- _Your task_
Search the data below for "name"; list each line that holds it.

-----

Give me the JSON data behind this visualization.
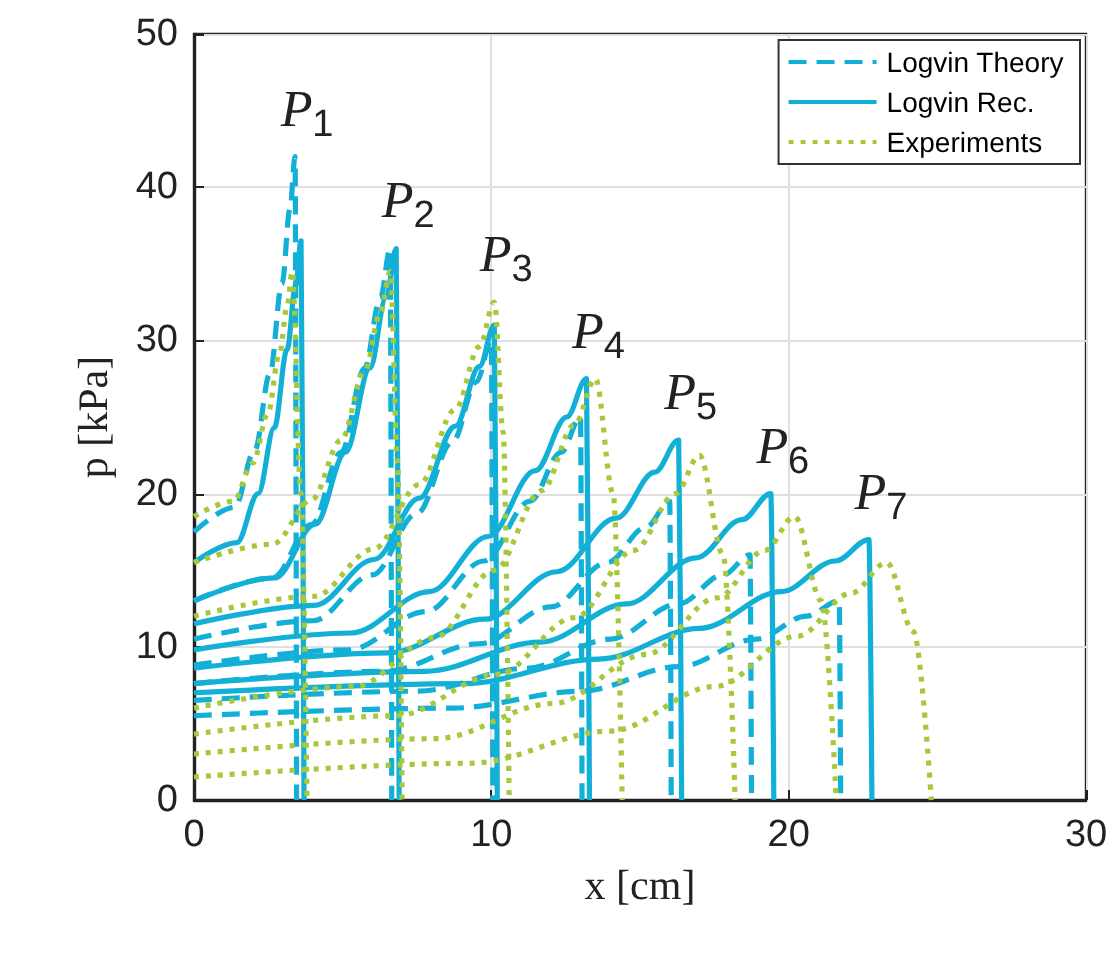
{
  "chart_data": {
    "type": "line",
    "xlabel": "x [cm]",
    "ylabel": "p [kPa]",
    "xlim": [
      0,
      30
    ],
    "xticks": [
      0,
      10,
      20,
      30
    ],
    "ylim": [
      0,
      50
    ],
    "yticks": [
      0,
      10,
      20,
      30,
      40,
      50
    ],
    "grid": true,
    "legend": "top right",
    "marker": "none",
    "series": [
      {
        "name": "Logvin Theory",
        "color": "#12b0d6",
        "line_style": "dashed",
        "x": [
          0,
          1.36,
          2.04,
          2.55,
          2.96,
          3.23,
          3.4,
          3.45
        ],
        "values": [
          17.5,
          19.1,
          22.8,
          27.8,
          33.7,
          38.6,
          42,
          0
        ]
      },
      {
        "color": "#12b0d6",
        "line_style": "dashed",
        "x": [
          0,
          2.64,
          3.96,
          4.95,
          5.74,
          6.27,
          6.6,
          6.65
        ],
        "values": [
          13,
          14.5,
          18,
          22.7,
          28.2,
          32.8,
          36,
          0
        ]
      },
      {
        "color": "#12b0d6",
        "line_style": "dashed",
        "x": [
          0,
          4,
          6,
          7.5,
          8.7,
          9.5,
          10,
          10.05
        ],
        "values": [
          10.5,
          11.7,
          14.7,
          18.7,
          23.4,
          27.3,
          30,
          0
        ]
      },
      {
        "color": "#12b0d6",
        "line_style": "dashed",
        "x": [
          0,
          5.2,
          7.8,
          9.75,
          11.3,
          12.35,
          13,
          13.05
        ],
        "values": [
          8.8,
          9.8,
          12.3,
          15.6,
          19.5,
          22.7,
          25,
          0
        ]
      },
      {
        "color": "#12b0d6",
        "line_style": "dashed",
        "x": [
          0,
          6.4,
          9.6,
          12,
          13.9,
          15.2,
          16,
          16.05
        ],
        "values": [
          7.6,
          8.4,
          10.2,
          12.6,
          15.5,
          17.8,
          19.5,
          0
        ]
      },
      {
        "color": "#12b0d6",
        "line_style": "dashed",
        "x": [
          0,
          7.5,
          11.2,
          14,
          16.3,
          17.8,
          18.7,
          18.75
        ],
        "values": [
          6.5,
          7.1,
          8.6,
          10.5,
          12.8,
          14.7,
          16,
          0
        ]
      },
      {
        "color": "#12b0d6",
        "line_style": "dashed",
        "x": [
          0,
          8.7,
          13,
          16.3,
          18.9,
          20.6,
          21.7,
          21.75
        ],
        "values": [
          5.5,
          6,
          7.1,
          8.7,
          10.5,
          12,
          13,
          0
        ]
      },
      {
        "name": "Logvin Rec.",
        "color": "#12b0d6",
        "line_style": "solid",
        "x": [
          0,
          1.44,
          2.16,
          2.7,
          3.13,
          3.42,
          3.6,
          3.7
        ],
        "values": [
          15.5,
          16.8,
          20,
          24.3,
          29.4,
          33.6,
          36.5,
          0
        ]
      },
      {
        "color": "#12b0d6",
        "line_style": "solid",
        "x": [
          0,
          2.72,
          4.08,
          5.1,
          5.92,
          6.46,
          6.8,
          6.9
        ],
        "values": [
          13,
          14.5,
          18,
          22.7,
          28.2,
          32.8,
          36,
          0
        ]
      },
      {
        "color": "#12b0d6",
        "line_style": "solid",
        "x": [
          0,
          4.04,
          6.06,
          7.58,
          8.79,
          9.6,
          10.1,
          10.2
        ],
        "values": [
          11.5,
          12.7,
          15.7,
          19.7,
          24.4,
          28.3,
          31,
          0
        ]
      },
      {
        "color": "#12b0d6",
        "line_style": "solid",
        "x": [
          0,
          5.28,
          7.92,
          9.9,
          11.48,
          12.54,
          13.2,
          13.3
        ],
        "values": [
          9.8,
          10.9,
          13.6,
          17.2,
          21.5,
          25,
          27.5,
          0
        ]
      },
      {
        "color": "#12b0d6",
        "line_style": "solid",
        "x": [
          0,
          6.52,
          9.78,
          12.2,
          14.2,
          15.5,
          16.3,
          16.4
        ],
        "values": [
          8.6,
          9.6,
          11.8,
          14.9,
          18.4,
          21.4,
          23.5,
          0
        ]
      },
      {
        "color": "#12b0d6",
        "line_style": "solid",
        "x": [
          0,
          7.76,
          11.64,
          14.55,
          16.88,
          18.43,
          19.4,
          19.5
        ],
        "values": [
          7.6,
          8.4,
          10.3,
          12.8,
          15.8,
          18.3,
          20,
          0
        ]
      },
      {
        "color": "#12b0d6",
        "line_style": "solid",
        "x": [
          0,
          9.08,
          13.62,
          17,
          19.75,
          21.57,
          22.7,
          22.8
        ],
        "values": [
          7,
          7.6,
          9.2,
          11.2,
          13.6,
          15.6,
          17,
          0
        ]
      },
      {
        "name": "Experiments",
        "color": "#a8c83c",
        "line_style": "dotted",
        "x": [
          0,
          1.32,
          1.98,
          2.48,
          2.87,
          3.14,
          3.3,
          3.6,
          3.8
        ],
        "values": [
          18.5,
          19.5,
          22,
          25.2,
          29.1,
          32.3,
          34.5,
          20,
          0
        ]
      },
      {
        "color": "#a8c83c",
        "line_style": "dotted",
        "x": [
          0,
          2.64,
          3.96,
          4.95,
          5.74,
          6.27,
          6.6,
          6.85,
          7
        ],
        "values": [
          15.5,
          16.7,
          19.6,
          23.5,
          28,
          31.8,
          34.5,
          22,
          0
        ]
      },
      {
        "color": "#a8c83c",
        "line_style": "dotted",
        "x": [
          0,
          4.04,
          6.06,
          7.58,
          8.79,
          9.6,
          10.1,
          10.4,
          10.6
        ],
        "values": [
          12,
          13.3,
          16.4,
          20.6,
          25.5,
          29.6,
          32.5,
          24,
          0
        ]
      },
      {
        "color": "#a8c83c",
        "line_style": "dotted",
        "x": [
          0,
          5.4,
          8.1,
          10.1,
          11.7,
          12.8,
          13.5,
          14.1,
          14.4
        ],
        "values": [
          6,
          7.4,
          10.6,
          15,
          20.2,
          24.5,
          27.5,
          20,
          0
        ]
      },
      {
        "color": "#a8c83c",
        "line_style": "dotted",
        "x": [
          0,
          6.8,
          10.2,
          12.8,
          14.8,
          16.2,
          17,
          17.8,
          18.2
        ],
        "values": [
          4.3,
          5.5,
          8.2,
          11.9,
          16.3,
          20,
          22.5,
          16,
          0
        ]
      },
      {
        "color": "#a8c83c",
        "line_style": "dotted",
        "x": [
          0,
          8.1,
          12.1,
          15.2,
          17.6,
          19.2,
          20.2,
          21.1,
          21.6
        ],
        "values": [
          3,
          4,
          6.3,
          9.5,
          13.2,
          16.3,
          18.5,
          13,
          0
        ]
      },
      {
        "color": "#a8c83c",
        "line_style": "dotted",
        "x": [
          0,
          9.3,
          14,
          17.5,
          20.3,
          22.1,
          23.3,
          24.2,
          24.8
        ],
        "values": [
          1.5,
          2.4,
          4.5,
          7.4,
          10.7,
          13.5,
          15.5,
          11,
          0
        ]
      }
    ],
    "annotations": [
      {
        "text": "P$_{1}$",
        "x": 3.4,
        "y": 42
      },
      {
        "text": "P$_{2}$",
        "x": 6.8,
        "y": 36
      },
      {
        "text": "P$_{3}$",
        "x": 10.1,
        "y": 32.5
      },
      {
        "text": "P$_{4}$",
        "x": 13.2,
        "y": 27.5
      },
      {
        "text": "P$_{5}$",
        "x": 16.3,
        "y": 23.5
      },
      {
        "text": "P$_{6}$",
        "x": 19.4,
        "y": 20
      },
      {
        "text": "P$_{7}$",
        "x": 22.7,
        "y": 17
      }
    ]
  }
}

-----

- _Correct answer_
        "name": "Logvin Theory",
        "name": "Logvin Rec.",
        "name": "Experiments",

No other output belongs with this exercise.